§ To do: Pull each line containing "this" out of the data and copy it.

%%

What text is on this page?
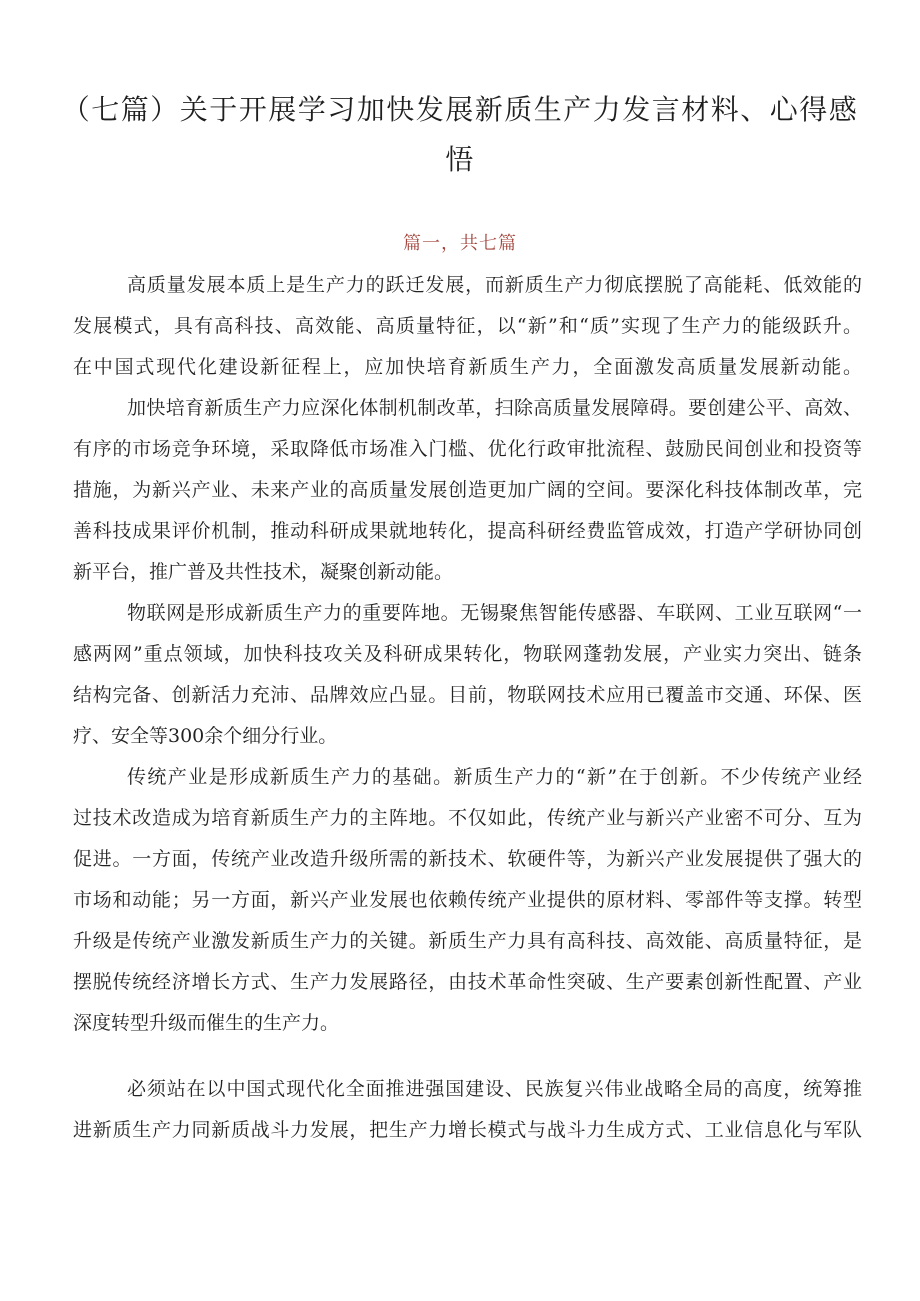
（七篇）关于开展学习加快发展新质生产力发言材料、心得感
悟
篇一，共七篇
高质量发展本质上是生产力的跃迁发展，而新质生产力彻底摆脱了高能耗、低效能的
发展模式，具有高科技、高效能、高质量特征，以“新”和“质”实现了生产力的能级跃升。
在中国式现代化建设新征程上，应加快培育新质生产力，全面激发高质量发展新动能。
加快培育新质生产力应深化体制机制改革，扫除高质量发展障碍。要创建公平、高效、
有序的市场竞争环境，采取降低市场准入门槛、优化行政审批流程、鼓励民间创业和投资等
措施，为新兴产业、未来产业的高质量发展创造更加广阔的空间。要深化科技体制改革，完
善科技成果评价机制，推动科研成果就地转化，提高科研经费监管成效，打造产学研协同创
新平台，推广普及共性技术，凝聚创新动能。
物联网是形成新质生产力的重要阵地。无锡聚焦智能传感器、车联网、工业互联网“一
感两网”重点领域，加快科技攻关及科研成果转化，物联网蓬勃发展，产业实力突出、链条
结构完备、创新活力充沛、品牌效应凸显。目前，物联网技术应用已覆盖市交通、环保、医
疗、安全等300余个细分行业。
传统产业是形成新质生产力的基础。新质生产力的“新”在于创新。不少传统产业经
过技术改造成为培育新质生产力的主阵地。不仅如此，传统产业与新兴产业密不可分、互为
促进。一方面，传统产业改造升级所需的新技术、软硬件等，为新兴产业发展提供了强大的
市场和动能；另一方面，新兴产业发展也依赖传统产业提供的原材料、零部件等支撑。转型
升级是传统产业激发新质生产力的关键。新质生产力具有高科技、高效能、高质量特征，是
摆脱传统经济增长方式、生产力发展路径，由技术革命性突破、生产要素创新性配置、产业
深度转型升级而催生的生产力。
必须站在以中国式现代化全面推进强国建设、民族复兴伟业战略全局的高度，统筹推
进新质生产力同新质战斗力发展，把生产力增长模式与战斗力生成方式、工业信息化与军队
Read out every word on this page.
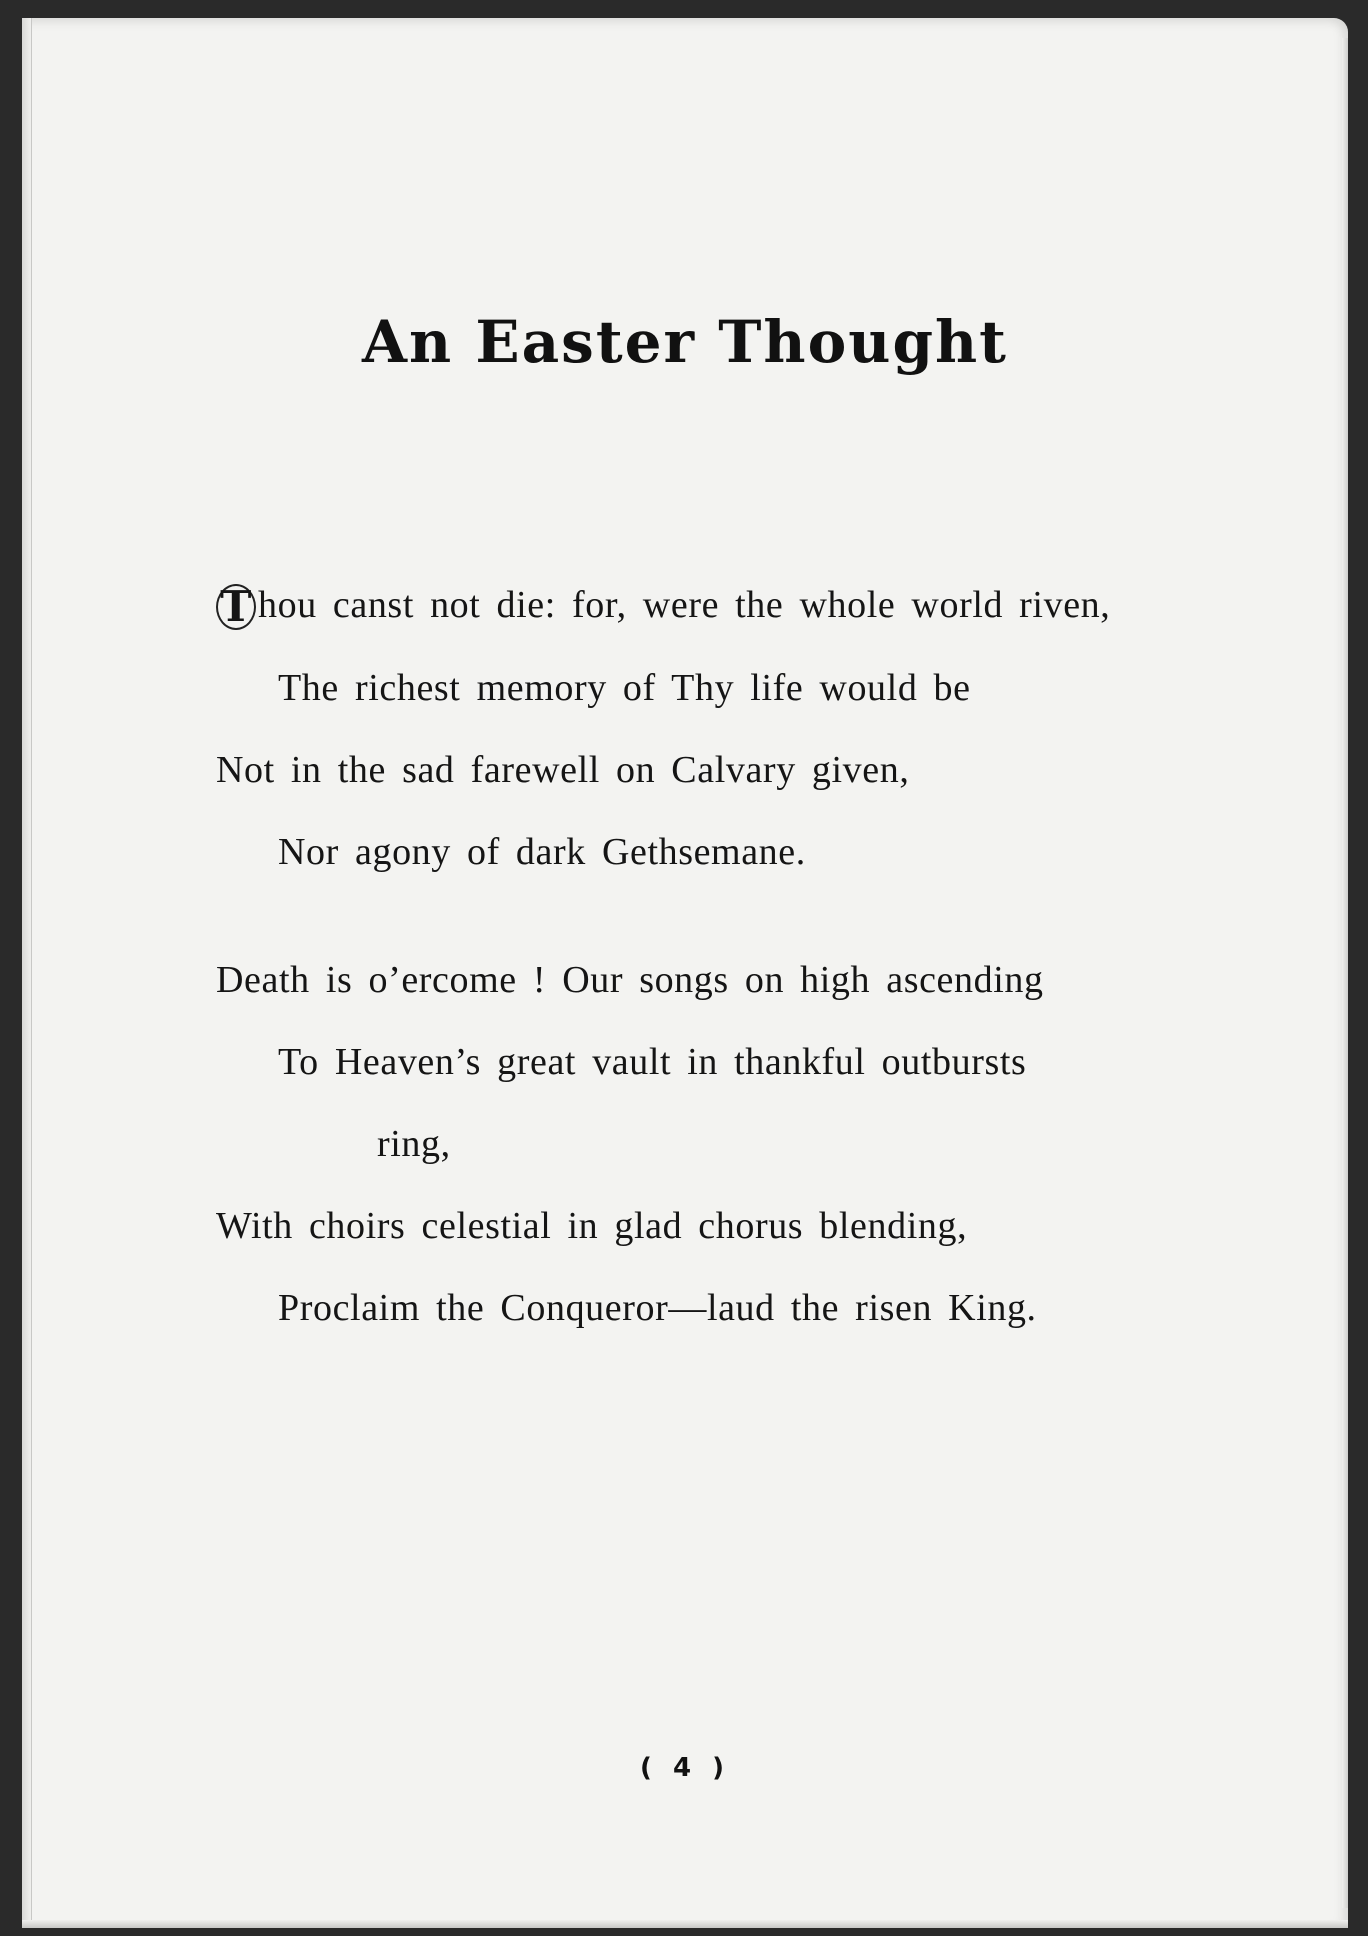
An Easter Thought
T hou canst not die: for, were the whole world riven,
The richest memory of Thy life would be
Not in the sad farewell on Calvary given,
Nor agony of dark Gethsemane.
Death is o’ercome ! Our songs on high ascending
To Heaven’s great vault in thankful outbursts
ring,
With choirs celestial in glad chorus blending,
Proclaim the Conqueror—laud the risen King.
( 4 )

%%

§ Response below:
What text is on this page?
Read out every word on this page.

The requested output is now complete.